▸ Metin parçası:
| Konu: | 65 Yaşını Doldurmuş Muhtaç, Güçsüz ve Kimsesiz Türk Vatandaşlarına Aylık Bağlanması Hakkında Kanun ile Bazı Kanun ve Kanun Hükmünde Kararnamelerde Değişiklik Yapılmasına Dair Kanun Tasarı ve Teklifleri münasebetiyle |
| Yasama Yılı: | 1 |
| Birleşim: | 72 |
| Tarih: | 13.04.2016 |
BEHÇET YILDIRIM (Adıyaman) - Sayın Başkan, değerli milletvekili arkadaşlarım; 273 sıra sayılı Yasa Tasarısı'nın 17'nci maddesi üzerine partim adına söz almış bulunmaktayım. Hepinizi saygıyla selamlıyorum.
Bu yasa tasarısında "İşçilerin yıllık izinlerinin tarafların anlaşmasıyla bir bölümü on günden aşağı olmamak üzere bölümler hâlinde kullanılabilir." denilmektedir.
Bu çatı altında her gün birkaç tane araştırma önergesi -gerek iktidar gerek muhalefet partileri tarafından- görüşülüyor, uzun uzun konuşuluyor; çoğunluğun azınlığa tahakkümü sonucu halkın, işçinin, emekçinin, çalışanın lehine olan tüm öneriler maalesef reddedilmektedir. Hele işçiler aleyhine olan yasalar -ki bu da bu yasalardan biri- gelince iktidar, resmen sermayenin sesi oluyor, kraldan fazla kralcı kesilip işçinin lehine olan mevcut yasaları bile değiştirip tamamen sermayenin, patronların istediği yasaları çıkarmaktadır.

▸ Veri satırları:

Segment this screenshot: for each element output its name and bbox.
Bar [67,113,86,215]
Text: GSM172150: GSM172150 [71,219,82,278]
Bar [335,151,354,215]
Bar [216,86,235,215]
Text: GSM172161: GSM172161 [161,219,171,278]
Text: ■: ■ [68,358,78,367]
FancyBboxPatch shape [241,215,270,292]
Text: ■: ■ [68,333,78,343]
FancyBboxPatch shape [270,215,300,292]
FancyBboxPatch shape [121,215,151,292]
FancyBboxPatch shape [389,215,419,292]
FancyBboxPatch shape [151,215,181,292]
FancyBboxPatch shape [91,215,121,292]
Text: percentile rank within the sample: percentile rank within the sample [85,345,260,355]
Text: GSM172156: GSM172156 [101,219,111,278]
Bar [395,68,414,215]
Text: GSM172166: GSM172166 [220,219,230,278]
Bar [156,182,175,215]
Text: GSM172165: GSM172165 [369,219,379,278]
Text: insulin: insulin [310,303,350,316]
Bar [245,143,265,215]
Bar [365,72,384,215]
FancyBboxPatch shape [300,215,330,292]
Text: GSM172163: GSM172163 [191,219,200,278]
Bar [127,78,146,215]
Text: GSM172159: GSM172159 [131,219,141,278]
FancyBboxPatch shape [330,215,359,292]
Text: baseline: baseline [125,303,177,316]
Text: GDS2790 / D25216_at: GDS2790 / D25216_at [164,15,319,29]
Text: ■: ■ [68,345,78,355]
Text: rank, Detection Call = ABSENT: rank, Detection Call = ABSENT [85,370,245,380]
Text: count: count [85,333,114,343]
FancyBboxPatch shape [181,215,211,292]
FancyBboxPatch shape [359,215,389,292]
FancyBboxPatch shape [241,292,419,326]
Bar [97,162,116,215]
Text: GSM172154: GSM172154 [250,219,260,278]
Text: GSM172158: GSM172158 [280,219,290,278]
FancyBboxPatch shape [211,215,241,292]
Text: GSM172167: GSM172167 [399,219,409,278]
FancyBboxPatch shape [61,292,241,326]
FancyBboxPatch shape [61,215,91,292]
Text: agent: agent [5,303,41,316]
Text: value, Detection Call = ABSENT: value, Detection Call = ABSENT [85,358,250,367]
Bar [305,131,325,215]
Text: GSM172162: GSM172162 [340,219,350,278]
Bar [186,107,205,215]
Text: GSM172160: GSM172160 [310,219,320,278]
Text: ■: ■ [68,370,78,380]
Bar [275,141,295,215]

▸ Görev A:
Meclis konuşmasına göre şu üç ifadenin her biri doğru mu: (i) Konuşmacı, tasarının 17'nci maddesi üzerine partisi adına söz almıştır; (ii) tasarıya göre yıllık iznin bir bölümü on günden kısa olabilir; (iii) araştırma önergeleri yalnızca muhalefet partilerinden gelmektedir? Her birine evet ya da hayır deyin ve kararı belirleyen sözleri metinden aynen aktarın.
▸ Görev B:
Meclis konuşmasını son cümleden sonrasıyla devam ettirin.

▸ Alıştırma cevabı A:
(i) Evet: "273 sıra sayılı Yasa Tasarısı'nın 17'nci maddesi üzerine partim adına söz almış bulunmaktayım."
(ii) Hayır: "bir bölümü on günden aşağı olmamak üzere bölümler hâlinde kullanılabilir."
(iii) Hayır: "gerek iktidar gerek muhalefet partileri tarafından"

▸ Alıştırma cevabı B:
Ülkemizde çalışma hayatı binbir güçlükle doludur ve sabaha kadar konuşsak, tartışsak yine vaktimiz yetmez ama adı geçen bu yasa da izinlerle ilgili ve işsizliğin pik yaptığı bir dönemden geçiyoruz. En çok işsizliği yaşayan illerin başında da maalesef bölgem olan Adıyaman gelmektedir. İşsizlikten dolayı intiharların sıkça yaşandığı Adıyaman'dan bahsediyorum. Her gün onlarca kişi bu konuda bizleri aramakta, "İş olsun da ne olursa olsun, yeter ki çoluk çocuğumu geçindirecek bir gelirim olsun, ne iş olursa yaparım." demektedir. İş bulanlar -ki çoğu geçici işlerde- bırakın bu izinleri, on iki saat çalışmakta, tamamen güvencesiz, sendikasız, mevsimlik işlerde binlerce aile, köylü, işçi açlık sınırının altında varoşlarda yaşamaktadır. Yıllık izinden bahsediyoruz, adam işsizlikle pençeleşiyor. "İş bulduk da yıllık iznin lafı mı olur? İş olsun da çoluk çocuğumun karnını doyurayım da yıllık izin neymiş, tatil neymiş?" diyen binlerce hemşehrim var.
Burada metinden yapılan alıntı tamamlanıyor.